You have no idea how bad I was sweating to get this right... lol. Thanks a lot for all the info guys.


----------



## bikemonkey (Oct 11, 2018)

Measure twice - order once - return and report if you get jerked around.  Sometimes you have to decide if ghost marks showing are ok/not ok as it is the best you can do at the time.


----------



## JKid714 (Oct 17, 2018)

By the way, this is what I used guys. Not sure if it’s the right product, but it’s turtle wax. It left this residue right after. Any tips on doing a proper wax?


----------



## GTs58 (Oct 17, 2018)

Rub on...................Rub off with a clean cloth. Bam! No residue and shiny paint.


----------



## JKid714 (Oct 20, 2018)

Glad I found this forum. Thanks to everyone who helped out. Did whatever I could to restore this bike. Thanks guys!


----------



## Schwinn lover (Oct 20, 2018)

Nice job! You did just fine! Looks new & shinny!

Now, ride the hell out of it !


----------



## GTs58 (Oct 20, 2018)

Your efforts paid off, that looks great!


----------



## schwinnlax (Dec 12, 2018)

Wow, a new set of decals and a good clean up did wonders for that bike!  Enjoy!


----------

○ ○ ○ ○ ○ ○ ○

Repeat, word for word, everything in the bike restoration thread above from "## GTs58 (Oct 17, 2018)" down to "bike. Thanks guys!".

- **DATA EXTRACT**:

○ ○ ○ ○ ○ ○ ○

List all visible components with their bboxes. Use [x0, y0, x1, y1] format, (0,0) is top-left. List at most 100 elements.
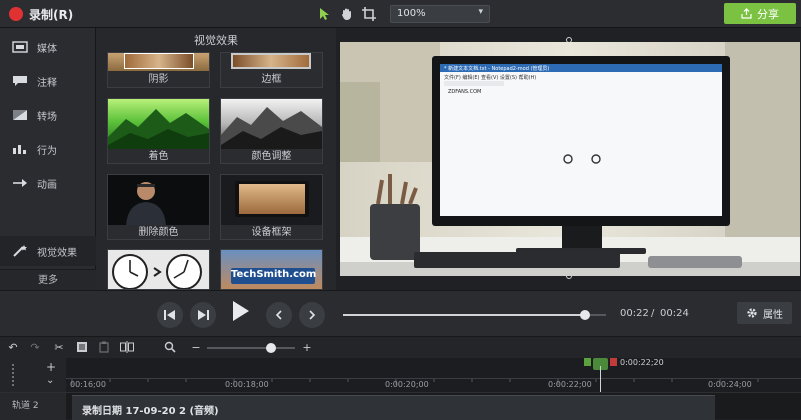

○ ○ ○ ○ ○ ○ ○

- **RESPONSE TO THE EXERCISE**:
## GTs58 (Oct 17, 2018)

Rub on...................Rub off with a clean cloth. Bam! No residue and shiny paint.


----------



## JKid714 (Oct 20, 2018)

Glad I found this forum. Thanks to everyone who helped out. Did whatever I could to restore this bike. Thanks guys!